Can you print the lines below verbatim, leaving out the picture?

=====

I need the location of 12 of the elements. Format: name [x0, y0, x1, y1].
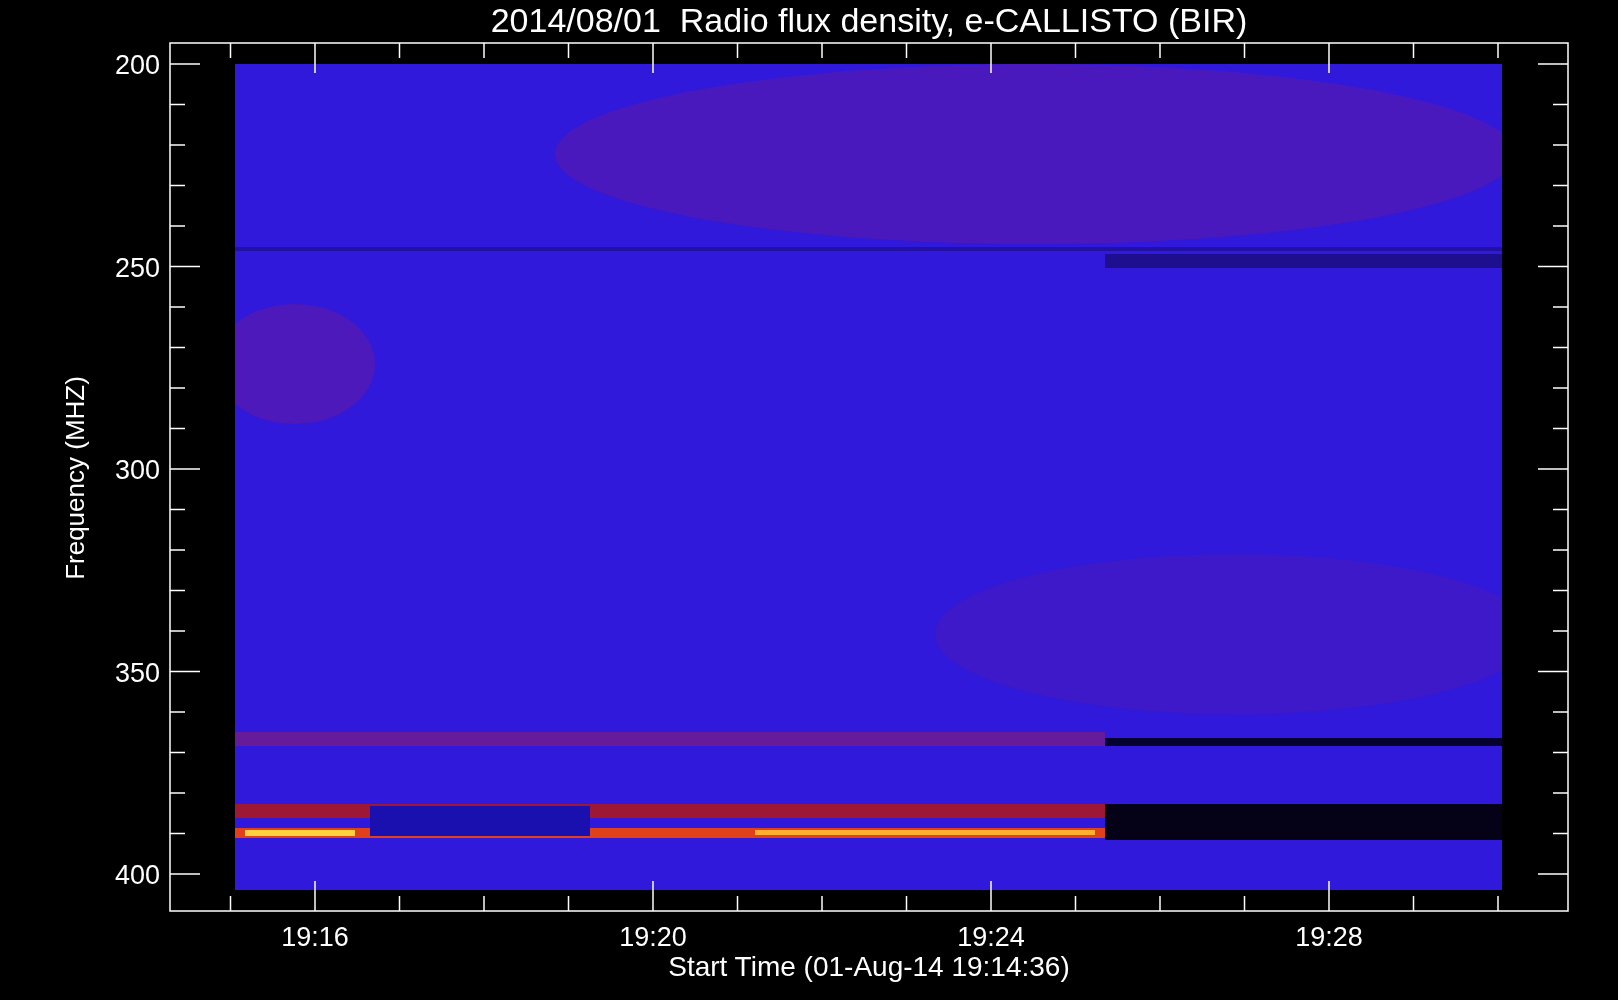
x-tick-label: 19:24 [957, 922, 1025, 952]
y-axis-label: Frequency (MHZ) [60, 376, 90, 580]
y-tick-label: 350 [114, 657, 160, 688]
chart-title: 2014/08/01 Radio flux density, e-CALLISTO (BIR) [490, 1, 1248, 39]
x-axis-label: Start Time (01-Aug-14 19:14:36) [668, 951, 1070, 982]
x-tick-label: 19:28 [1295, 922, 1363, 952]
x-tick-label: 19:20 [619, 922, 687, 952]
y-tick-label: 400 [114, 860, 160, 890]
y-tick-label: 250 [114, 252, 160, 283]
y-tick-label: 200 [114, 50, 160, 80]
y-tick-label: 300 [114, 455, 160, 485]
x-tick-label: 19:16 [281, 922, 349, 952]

=====

THE ANSWER:
I need the location of 12 of the elements. Format: name [x0, y0, x1, y1].
x-tick-label: 19:24 [957, 922, 1025, 952]
y-axis-label: Frequency (MHZ) [60, 376, 90, 580]
y-tick-label: 350 [114, 657, 160, 688]
chart-title: 2014/08/01 Radio flux density, e-CALLISTO (BIR) [490, 1, 1248, 39]
x-axis-label: Start Time (01-Aug-14 19:14:36) [668, 951, 1070, 982]
x-tick-label: 19:28 [1295, 922, 1363, 952]
x-tick-label: 19:20 [619, 922, 687, 952]
y-tick-label: 400 [114, 860, 160, 890]
y-tick-label: 250 [114, 252, 160, 283]
y-tick-label: 200 [114, 50, 160, 80]
y-tick-label: 300 [114, 455, 160, 485]
x-tick-label: 19:16 [281, 922, 349, 952]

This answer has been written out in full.